::: Ausgangstext :::
Und dann die noch größere Peinlichkeit mit dem Kreuz – zehn mal zehn Meter gen Westen strahlend. Spott und Hohn aus West-Berlin ließen nicht lange auf sich warten. „Rache des Papstes“, auch „Sankt Walter“ oder „Dibelius‘ Rache“, bezogen auf den streitbaren Bischof der Evangelischen Kirche Berlin-Brandenburg Otto Dibelius (1880–1967).

1000 kleine Pyramiden gegen Luftverwirbelungen

Das Geheimnis der Formung des Kreuzes liegt in der Beschaffenheit des Materials und dessen Verarbeitung. Die Außenverkleidung der Kuppel besteht aus dem rostfreien Edelstahl „Nirosta“, den die DDR aus Westdeutschland importieren musste. Dass es sich dabei um Kruppstahl handelt, fand erst Kunsthistoriker Peter Müller bei seinen Recherchen heraus. Die DDR hatte das wohlweislich geheim gehalten. Um die Luftverwirbelung in gut 200 Meter Höhe zu vermindern und damit ein Schwanken der Kuppel zu verhindern, wurden auf die Stahlverkleidung etwa 1000 kleine Pyramiden aufgebracht. „Sie vergrößern die Rauheit der Oberfläche und verringern damit die Angriffsfläche für Winde“, erzählt Müller. „Und diese Pyramiden sind es, die den Kreuz-Effekt auslösen, wenn die Sonne auf sie fällt. Also ein wirkliches Zufallsprodukt.“

Natürlich hat die DDR-Führung versucht, das Kreuz „abzuhängen“. Vergeblich. Die Stasi forschte nach Sabotage – und fand keine. Überlegungen, die Kuppel zu schleifen – zu teuer. Sie mit einem dunklen Kunststoff überziehen – das hätte ja nach einem überdimensionalen Fußball ausgesehen. Nicht belegt, so Müller, sei die Idee, das Kreuz einfach umzuinterpretieren – in ein Pluszeichen für den Sozialismus. Am Ende musste sich eine verärgerte DDR-Führung mit der missliebigen Symbiose aus Technologie und Meteorologie abfinden.
:::
#### Zu erledigende Aufgaben:
(A) Fasse den Absatz im Ausgangstext, der mit „Natürlich hat die DDR-Führung versucht“ beginnt, als knappe Stichpunktliste zusammen und behalte dabei alle wichtigen Fakten bei.
(B) Übersetze diesen Satz aus dem Ausgangstext ins Englische: „Die Außenverkleidung der Kuppel besteht aus dem rostfreien Edelstahl ‚Nirosta‘, den die DDR aus Westdeutschland importieren musste.“
::: Datenblock :::
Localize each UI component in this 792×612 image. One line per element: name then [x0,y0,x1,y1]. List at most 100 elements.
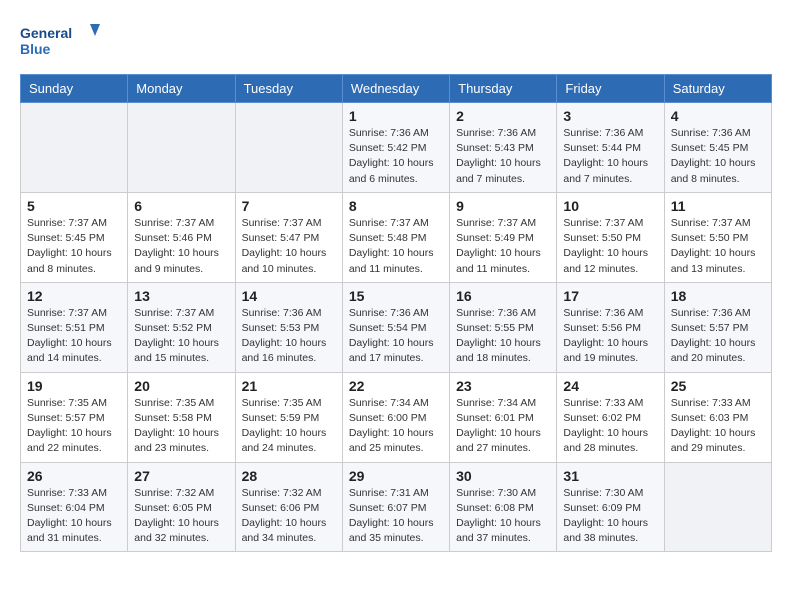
:::
#### Lösungen:
(A)
- Die DDR-Führung versuchte ohne Erfolg, das Kreuz „abzuhängen“.
- Die Stasi suchte nach Sabotage, fand aber keine.
- Die Kuppel abzuschleifen, wäre zu teuer gewesen.
- Mit dunklem Kunststoff überzogen, hätte sie wie ein riesiger Fußball ausgesehen.
- Laut Müller ist die Idee, das Kreuz in ein Pluszeichen für den Sozialismus umzudeuten, nicht belegt.
- Am Ende musste sich die verärgerte DDR-Führung mit dem Zusammenspiel aus Technik und Wetter abfinden.

(B) The outer cladding of the dome is made of the stainless steel "Nirosta," which the GDR had to import from West Germany.